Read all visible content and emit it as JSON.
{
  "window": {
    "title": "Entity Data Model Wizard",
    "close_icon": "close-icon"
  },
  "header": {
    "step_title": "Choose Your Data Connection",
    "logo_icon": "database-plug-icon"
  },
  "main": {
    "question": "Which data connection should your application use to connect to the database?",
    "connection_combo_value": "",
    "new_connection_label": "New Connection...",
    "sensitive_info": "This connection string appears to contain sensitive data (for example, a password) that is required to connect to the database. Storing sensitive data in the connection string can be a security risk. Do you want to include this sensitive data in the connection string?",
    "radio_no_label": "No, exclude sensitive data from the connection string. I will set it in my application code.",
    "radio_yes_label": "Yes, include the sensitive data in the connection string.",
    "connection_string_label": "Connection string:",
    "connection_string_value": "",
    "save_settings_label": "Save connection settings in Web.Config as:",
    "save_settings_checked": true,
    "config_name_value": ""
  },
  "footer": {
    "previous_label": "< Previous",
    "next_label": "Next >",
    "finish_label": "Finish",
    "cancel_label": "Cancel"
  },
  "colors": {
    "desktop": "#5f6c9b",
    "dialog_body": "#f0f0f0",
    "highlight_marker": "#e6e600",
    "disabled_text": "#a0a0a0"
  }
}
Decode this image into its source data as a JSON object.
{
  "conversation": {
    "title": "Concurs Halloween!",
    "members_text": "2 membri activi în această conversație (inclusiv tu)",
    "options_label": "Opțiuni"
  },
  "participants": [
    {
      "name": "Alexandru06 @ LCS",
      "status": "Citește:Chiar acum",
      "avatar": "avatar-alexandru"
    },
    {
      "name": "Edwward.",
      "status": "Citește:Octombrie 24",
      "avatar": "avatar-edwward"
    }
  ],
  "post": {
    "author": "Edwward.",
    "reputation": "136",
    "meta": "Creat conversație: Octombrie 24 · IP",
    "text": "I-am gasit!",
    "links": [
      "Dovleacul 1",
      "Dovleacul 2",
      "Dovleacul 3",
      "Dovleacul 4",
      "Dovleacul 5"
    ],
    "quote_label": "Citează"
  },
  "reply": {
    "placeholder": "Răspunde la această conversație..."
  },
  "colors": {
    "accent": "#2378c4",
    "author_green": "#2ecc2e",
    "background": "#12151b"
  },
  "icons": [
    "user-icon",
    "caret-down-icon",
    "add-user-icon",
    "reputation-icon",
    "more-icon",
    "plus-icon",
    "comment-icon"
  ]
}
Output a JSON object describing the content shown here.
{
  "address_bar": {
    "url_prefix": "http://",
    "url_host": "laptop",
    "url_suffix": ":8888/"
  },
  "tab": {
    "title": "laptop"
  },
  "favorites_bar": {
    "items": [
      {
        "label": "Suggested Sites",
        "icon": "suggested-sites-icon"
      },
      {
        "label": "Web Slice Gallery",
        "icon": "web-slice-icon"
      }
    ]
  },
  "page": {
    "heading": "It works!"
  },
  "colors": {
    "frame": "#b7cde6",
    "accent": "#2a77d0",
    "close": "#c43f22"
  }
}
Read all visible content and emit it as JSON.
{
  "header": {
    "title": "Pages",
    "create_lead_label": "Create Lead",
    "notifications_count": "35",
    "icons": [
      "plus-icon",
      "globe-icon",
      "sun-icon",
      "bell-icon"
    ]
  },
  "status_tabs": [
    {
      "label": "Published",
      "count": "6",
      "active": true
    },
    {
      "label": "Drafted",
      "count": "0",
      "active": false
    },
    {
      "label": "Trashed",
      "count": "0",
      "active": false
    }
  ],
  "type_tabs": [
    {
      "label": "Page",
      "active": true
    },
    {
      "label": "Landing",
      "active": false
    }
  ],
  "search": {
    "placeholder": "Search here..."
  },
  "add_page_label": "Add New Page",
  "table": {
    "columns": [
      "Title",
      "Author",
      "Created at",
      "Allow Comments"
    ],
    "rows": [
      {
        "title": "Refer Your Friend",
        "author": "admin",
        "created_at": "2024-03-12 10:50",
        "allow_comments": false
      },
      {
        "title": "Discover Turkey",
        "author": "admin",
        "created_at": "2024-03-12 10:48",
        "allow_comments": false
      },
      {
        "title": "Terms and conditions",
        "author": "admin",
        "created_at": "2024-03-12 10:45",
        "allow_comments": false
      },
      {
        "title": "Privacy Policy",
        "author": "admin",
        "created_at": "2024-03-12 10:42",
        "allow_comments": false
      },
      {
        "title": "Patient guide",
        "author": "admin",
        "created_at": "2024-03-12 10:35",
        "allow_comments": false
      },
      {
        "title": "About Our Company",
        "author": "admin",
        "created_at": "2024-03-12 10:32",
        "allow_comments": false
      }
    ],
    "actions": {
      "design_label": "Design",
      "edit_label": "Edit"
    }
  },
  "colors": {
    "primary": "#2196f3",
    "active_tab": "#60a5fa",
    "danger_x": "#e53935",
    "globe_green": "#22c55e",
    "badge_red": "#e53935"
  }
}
==
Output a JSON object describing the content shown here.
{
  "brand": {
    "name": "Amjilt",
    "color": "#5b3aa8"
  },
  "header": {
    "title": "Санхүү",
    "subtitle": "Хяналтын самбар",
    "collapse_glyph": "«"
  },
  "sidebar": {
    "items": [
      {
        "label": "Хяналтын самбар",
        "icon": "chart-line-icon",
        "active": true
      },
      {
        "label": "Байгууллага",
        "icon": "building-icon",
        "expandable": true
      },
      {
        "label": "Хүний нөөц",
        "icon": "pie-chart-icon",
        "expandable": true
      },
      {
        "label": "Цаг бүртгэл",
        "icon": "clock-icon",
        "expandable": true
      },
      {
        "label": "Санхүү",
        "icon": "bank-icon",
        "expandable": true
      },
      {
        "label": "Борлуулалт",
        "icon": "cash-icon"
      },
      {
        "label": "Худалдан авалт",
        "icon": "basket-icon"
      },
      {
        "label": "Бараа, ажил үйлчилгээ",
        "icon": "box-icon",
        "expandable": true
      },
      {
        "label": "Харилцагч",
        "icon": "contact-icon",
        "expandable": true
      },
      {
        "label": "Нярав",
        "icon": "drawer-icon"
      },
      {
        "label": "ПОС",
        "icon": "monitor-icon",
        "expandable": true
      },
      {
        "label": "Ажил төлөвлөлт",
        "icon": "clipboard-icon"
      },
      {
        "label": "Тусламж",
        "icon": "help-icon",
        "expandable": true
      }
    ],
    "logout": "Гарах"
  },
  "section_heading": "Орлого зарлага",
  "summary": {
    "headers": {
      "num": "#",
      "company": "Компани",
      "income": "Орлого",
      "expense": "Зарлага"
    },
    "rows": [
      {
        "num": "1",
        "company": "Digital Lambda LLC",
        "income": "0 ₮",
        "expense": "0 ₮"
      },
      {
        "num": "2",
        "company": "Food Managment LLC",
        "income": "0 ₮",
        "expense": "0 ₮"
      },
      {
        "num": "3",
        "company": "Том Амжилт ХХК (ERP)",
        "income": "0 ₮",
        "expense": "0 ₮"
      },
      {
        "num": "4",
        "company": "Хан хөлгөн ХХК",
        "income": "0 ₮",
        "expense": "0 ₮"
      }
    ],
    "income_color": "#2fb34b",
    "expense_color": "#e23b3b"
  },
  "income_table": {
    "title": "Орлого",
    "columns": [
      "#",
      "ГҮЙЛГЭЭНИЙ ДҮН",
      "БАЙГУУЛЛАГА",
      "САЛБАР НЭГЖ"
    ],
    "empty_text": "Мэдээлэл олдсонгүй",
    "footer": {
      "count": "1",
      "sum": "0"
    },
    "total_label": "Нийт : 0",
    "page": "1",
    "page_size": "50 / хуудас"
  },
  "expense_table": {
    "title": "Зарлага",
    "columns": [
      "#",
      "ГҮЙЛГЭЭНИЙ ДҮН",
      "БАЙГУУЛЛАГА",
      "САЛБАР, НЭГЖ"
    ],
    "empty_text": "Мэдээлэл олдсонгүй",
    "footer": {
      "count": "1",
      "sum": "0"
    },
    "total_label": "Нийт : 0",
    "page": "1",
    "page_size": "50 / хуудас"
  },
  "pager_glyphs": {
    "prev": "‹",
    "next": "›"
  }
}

__What to work on__.
Copy each line above where the string "Хяналтын" occurs.

__Complete response__.
    "subtitle": "Хяналтын самбар",
        "label": "Хяналтын самбар",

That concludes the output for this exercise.